* [Task prompt]: Copy out every line that contains "JSON".

Chart and figure data
————————

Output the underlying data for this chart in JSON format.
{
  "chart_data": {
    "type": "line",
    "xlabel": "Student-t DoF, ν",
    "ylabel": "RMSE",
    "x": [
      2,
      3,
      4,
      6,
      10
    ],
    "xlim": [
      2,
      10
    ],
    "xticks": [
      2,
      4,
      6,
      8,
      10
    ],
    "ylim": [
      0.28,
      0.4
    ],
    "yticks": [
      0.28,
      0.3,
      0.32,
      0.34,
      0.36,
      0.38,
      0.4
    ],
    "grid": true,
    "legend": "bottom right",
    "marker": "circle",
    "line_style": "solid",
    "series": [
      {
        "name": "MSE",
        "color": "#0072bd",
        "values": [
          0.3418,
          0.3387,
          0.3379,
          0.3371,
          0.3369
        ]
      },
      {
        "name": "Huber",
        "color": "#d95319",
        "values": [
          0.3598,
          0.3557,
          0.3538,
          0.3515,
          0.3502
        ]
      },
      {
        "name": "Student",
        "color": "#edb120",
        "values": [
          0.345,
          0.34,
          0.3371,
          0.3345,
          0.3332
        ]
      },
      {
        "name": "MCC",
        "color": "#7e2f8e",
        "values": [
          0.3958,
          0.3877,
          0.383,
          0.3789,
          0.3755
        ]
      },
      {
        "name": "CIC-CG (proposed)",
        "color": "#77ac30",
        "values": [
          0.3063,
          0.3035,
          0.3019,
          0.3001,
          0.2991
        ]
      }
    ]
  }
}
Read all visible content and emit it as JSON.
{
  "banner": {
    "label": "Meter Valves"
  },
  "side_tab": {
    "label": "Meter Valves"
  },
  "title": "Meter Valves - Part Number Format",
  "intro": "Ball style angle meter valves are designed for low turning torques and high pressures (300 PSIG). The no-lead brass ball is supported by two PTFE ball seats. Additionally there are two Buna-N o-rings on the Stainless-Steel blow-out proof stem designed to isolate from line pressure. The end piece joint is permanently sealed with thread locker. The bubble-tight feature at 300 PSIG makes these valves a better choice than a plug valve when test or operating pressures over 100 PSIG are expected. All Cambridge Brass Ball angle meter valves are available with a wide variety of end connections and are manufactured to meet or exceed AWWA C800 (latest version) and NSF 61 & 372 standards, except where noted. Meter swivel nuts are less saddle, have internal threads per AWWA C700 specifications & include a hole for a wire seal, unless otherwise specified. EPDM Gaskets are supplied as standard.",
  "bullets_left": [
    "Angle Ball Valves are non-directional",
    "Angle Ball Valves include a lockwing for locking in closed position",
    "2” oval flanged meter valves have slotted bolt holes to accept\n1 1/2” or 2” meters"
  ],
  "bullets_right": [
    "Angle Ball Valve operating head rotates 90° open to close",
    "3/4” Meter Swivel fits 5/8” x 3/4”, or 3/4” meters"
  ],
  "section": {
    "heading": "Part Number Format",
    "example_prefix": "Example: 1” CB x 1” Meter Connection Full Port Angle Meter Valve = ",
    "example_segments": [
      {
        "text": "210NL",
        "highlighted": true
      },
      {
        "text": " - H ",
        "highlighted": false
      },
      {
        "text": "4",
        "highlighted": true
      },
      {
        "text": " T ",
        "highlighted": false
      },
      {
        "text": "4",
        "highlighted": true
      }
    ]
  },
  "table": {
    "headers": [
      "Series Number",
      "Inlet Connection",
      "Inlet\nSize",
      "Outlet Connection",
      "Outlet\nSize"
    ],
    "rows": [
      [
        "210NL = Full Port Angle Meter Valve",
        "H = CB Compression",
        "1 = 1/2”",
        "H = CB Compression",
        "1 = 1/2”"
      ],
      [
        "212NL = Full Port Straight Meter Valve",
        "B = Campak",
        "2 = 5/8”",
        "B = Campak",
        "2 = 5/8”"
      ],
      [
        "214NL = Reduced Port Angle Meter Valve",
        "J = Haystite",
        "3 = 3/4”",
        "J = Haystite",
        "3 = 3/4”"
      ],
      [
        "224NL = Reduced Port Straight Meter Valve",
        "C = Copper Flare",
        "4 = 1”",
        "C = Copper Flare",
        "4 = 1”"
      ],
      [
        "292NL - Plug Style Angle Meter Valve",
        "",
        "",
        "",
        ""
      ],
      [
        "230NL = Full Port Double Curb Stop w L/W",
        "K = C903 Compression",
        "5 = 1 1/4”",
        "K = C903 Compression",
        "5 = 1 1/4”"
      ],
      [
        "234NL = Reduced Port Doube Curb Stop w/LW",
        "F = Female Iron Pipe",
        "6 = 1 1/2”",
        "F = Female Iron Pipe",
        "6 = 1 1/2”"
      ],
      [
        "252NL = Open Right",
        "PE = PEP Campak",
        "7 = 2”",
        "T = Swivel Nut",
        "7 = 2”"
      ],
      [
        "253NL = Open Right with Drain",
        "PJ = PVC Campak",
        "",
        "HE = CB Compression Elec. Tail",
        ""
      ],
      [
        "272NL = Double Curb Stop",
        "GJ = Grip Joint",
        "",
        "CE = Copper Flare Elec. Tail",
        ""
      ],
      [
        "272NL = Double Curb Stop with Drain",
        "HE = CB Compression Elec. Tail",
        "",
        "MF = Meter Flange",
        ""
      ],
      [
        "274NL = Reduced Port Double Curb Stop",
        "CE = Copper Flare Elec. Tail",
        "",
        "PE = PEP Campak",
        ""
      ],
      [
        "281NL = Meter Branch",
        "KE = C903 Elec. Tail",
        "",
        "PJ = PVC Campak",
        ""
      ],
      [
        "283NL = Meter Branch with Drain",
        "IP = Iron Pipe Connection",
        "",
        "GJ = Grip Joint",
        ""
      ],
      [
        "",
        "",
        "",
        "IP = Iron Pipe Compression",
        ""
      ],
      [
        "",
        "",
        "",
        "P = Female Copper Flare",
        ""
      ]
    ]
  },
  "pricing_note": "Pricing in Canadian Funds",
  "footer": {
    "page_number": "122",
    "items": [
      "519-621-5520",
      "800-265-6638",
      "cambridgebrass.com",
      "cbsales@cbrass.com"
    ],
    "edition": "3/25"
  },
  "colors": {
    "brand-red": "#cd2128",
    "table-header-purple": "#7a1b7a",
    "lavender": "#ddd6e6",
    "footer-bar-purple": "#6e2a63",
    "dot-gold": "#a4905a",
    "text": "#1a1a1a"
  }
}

————————

* [Problem solution]:
Output the underlying data for this chart in JSON format.
Read all visible content and emit it as JSON.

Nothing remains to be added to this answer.